● **Written task**: Without the pictures, copy the entries below word for word.

___

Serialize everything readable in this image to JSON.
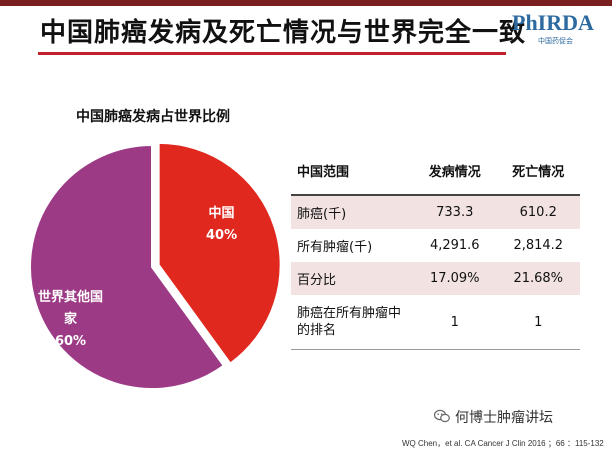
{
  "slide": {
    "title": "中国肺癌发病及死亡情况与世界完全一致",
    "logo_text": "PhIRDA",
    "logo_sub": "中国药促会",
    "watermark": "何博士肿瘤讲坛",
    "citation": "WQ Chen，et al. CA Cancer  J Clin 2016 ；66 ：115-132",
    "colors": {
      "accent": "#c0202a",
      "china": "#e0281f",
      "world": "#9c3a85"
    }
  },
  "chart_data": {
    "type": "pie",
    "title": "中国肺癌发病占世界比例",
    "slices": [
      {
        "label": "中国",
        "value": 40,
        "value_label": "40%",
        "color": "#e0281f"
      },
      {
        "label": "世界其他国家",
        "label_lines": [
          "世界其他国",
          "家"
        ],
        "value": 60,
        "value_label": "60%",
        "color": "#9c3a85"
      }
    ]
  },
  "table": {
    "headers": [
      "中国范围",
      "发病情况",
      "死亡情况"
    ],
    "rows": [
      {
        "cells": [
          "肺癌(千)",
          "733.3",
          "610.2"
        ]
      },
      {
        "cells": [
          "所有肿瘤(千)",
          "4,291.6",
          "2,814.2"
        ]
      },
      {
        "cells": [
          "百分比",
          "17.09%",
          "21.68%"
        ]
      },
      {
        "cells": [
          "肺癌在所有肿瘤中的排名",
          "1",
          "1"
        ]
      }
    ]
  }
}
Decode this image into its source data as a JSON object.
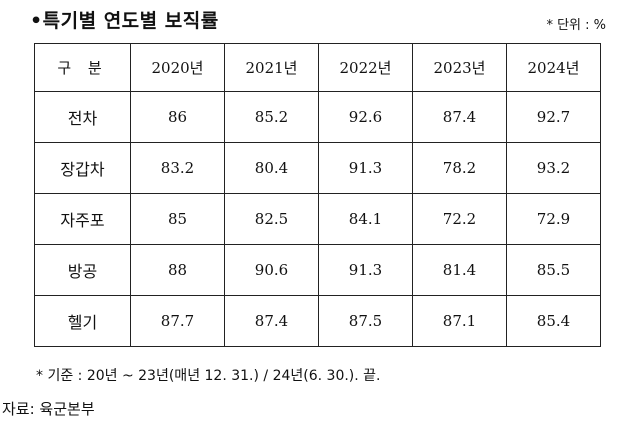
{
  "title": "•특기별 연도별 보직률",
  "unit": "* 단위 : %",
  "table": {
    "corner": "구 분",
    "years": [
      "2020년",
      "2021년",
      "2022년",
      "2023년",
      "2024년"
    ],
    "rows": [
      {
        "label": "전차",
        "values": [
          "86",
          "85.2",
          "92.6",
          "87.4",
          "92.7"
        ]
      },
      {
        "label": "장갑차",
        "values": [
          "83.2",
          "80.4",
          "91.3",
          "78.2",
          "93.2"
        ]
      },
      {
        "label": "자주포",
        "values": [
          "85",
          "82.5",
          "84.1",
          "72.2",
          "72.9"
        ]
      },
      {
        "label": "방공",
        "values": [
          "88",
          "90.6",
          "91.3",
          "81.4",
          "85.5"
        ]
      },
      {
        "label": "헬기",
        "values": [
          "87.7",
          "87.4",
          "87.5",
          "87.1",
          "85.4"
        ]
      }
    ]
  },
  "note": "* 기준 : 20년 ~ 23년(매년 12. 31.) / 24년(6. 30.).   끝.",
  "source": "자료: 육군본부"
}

___

● **Task response**:
Serialize everything readable in this image to JSON.
{
  "slide": {
    "title": "中国肺癌发病及死亡情况与世界完全一致",
    "logo_text": "PhIRDA",
    "logo_sub": "中国药促会",
    "watermark": "何博士肿瘤讲坛",
    "citation": "WQ Chen，et al. CA Cancer  J Clin 2016 ；66 ：115-132",
    "colors": {
      "accent": "#c0202a",
      "china": "#e0281f",
      "world": "#9c3a85"
    }
  },
  "chart_data": {
    "type": "pie",
    "title": "中国肺癌发病占世界比例",
    "slices": [
      {
        "label": "中国",
        "value": 40,
        "value_label": "40%",
        "color": "#e0281f"
      },
      {
        "label": "世界其他国家",
        "label_lines": [
          "世界其他国",
          "家"
        ],
        "value": 60,
        "value_label": "60%",
        "color": "#9c3a85"
      }
    ]
  },
  "table": {
    "headers": [
      "中国范围",
      "发病情况",
      "死亡情况"
    ],
    "rows": [
      {
        "cells": [
          "肺癌(千)",
          "733.3",
          "610.2"
        ]
      },
      {
        "cells": [
          "所有肿瘤(千)",
          "4,291.6",
          "2,814.2"
        ]
      },
      {
        "cells": [
          "百分比",
          "17.09%",
          "21.68%"
        ]
      },
      {
        "cells": [
          "肺癌在所有肿瘤中的排名",
          "1",
          "1"
        ]
      }
    ]
  }
}
Decode this image into its source data as a JSON object.
{
  "title": "•특기별 연도별 보직률",
  "unit": "* 단위 : %",
  "table": {
    "corner": "구 분",
    "years": [
      "2020년",
      "2021년",
      "2022년",
      "2023년",
      "2024년"
    ],
    "rows": [
      {
        "label": "전차",
        "values": [
          "86",
          "85.2",
          "92.6",
          "87.4",
          "92.7"
        ]
      },
      {
        "label": "장갑차",
        "values": [
          "83.2",
          "80.4",
          "91.3",
          "78.2",
          "93.2"
        ]
      },
      {
        "label": "자주포",
        "values": [
          "85",
          "82.5",
          "84.1",
          "72.2",
          "72.9"
        ]
      },
      {
        "label": "방공",
        "values": [
          "88",
          "90.6",
          "91.3",
          "81.4",
          "85.5"
        ]
      },
      {
        "label": "헬기",
        "values": [
          "87.7",
          "87.4",
          "87.5",
          "87.1",
          "85.4"
        ]
      }
    ]
  },
  "note": "* 기준 : 20년 ~ 23년(매년 12. 31.) / 24년(6. 30.).   끝.",
  "source": "자료: 육군본부"
}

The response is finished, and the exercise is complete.